- [Challenge]: Find each line with the word "每个工作区的干线电缆至少有" and copy it.

** START OF Data for the task **

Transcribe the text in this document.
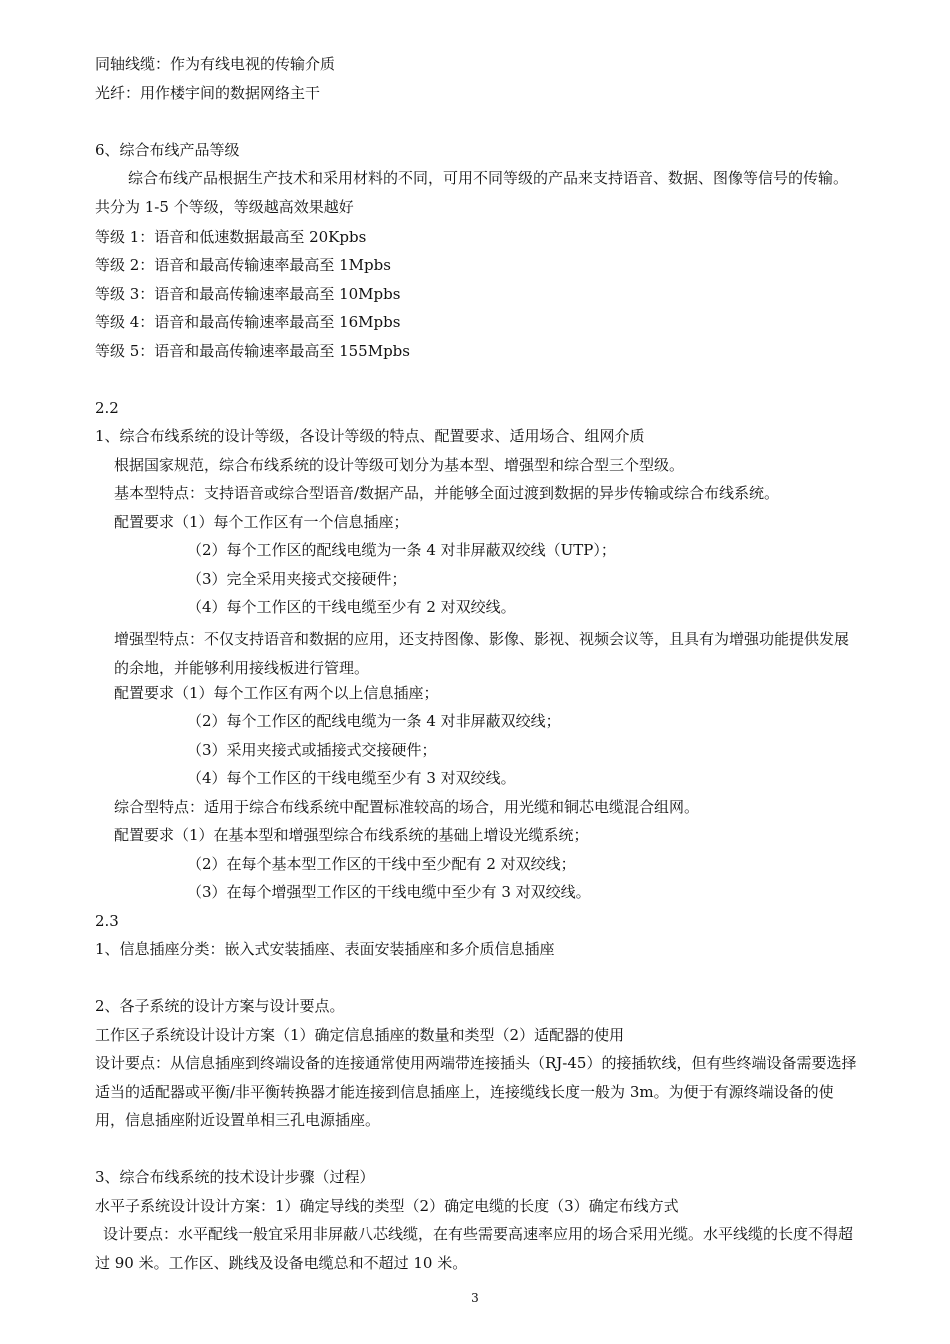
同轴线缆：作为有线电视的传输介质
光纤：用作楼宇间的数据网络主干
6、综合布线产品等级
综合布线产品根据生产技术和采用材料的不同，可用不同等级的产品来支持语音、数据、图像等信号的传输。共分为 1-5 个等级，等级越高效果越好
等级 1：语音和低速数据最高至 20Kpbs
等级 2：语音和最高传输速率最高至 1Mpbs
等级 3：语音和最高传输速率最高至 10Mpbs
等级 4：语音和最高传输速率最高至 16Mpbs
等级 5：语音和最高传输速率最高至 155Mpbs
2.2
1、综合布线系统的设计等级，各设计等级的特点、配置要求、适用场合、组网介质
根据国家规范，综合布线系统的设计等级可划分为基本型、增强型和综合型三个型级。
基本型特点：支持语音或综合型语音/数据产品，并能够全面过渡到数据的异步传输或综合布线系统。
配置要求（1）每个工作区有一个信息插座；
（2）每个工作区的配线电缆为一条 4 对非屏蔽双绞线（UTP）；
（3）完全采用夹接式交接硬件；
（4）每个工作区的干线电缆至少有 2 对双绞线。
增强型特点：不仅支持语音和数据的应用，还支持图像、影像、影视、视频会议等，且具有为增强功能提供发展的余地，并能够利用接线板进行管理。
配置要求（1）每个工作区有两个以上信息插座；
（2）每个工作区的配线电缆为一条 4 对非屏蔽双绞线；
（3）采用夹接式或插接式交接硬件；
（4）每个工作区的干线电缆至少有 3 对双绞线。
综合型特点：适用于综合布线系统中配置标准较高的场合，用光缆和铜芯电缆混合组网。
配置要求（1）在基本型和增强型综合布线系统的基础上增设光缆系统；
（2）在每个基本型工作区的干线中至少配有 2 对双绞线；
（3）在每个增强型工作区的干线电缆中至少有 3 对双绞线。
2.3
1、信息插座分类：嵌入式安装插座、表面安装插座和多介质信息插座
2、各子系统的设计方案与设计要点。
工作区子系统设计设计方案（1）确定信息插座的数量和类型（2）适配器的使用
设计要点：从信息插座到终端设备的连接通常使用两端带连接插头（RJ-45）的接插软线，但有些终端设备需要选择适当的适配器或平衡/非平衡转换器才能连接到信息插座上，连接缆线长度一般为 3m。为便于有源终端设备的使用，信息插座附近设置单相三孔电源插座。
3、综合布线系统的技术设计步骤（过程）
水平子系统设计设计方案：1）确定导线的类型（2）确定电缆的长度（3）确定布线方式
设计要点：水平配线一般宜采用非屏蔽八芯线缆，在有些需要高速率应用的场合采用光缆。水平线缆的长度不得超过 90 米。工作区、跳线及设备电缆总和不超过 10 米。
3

** END OF Data for the task **

- [Answer for the task]:
（4）每个工作区的干线电缆至少有 2 对双绞线。
（4）每个工作区的干线电缆至少有 3 对双绞线。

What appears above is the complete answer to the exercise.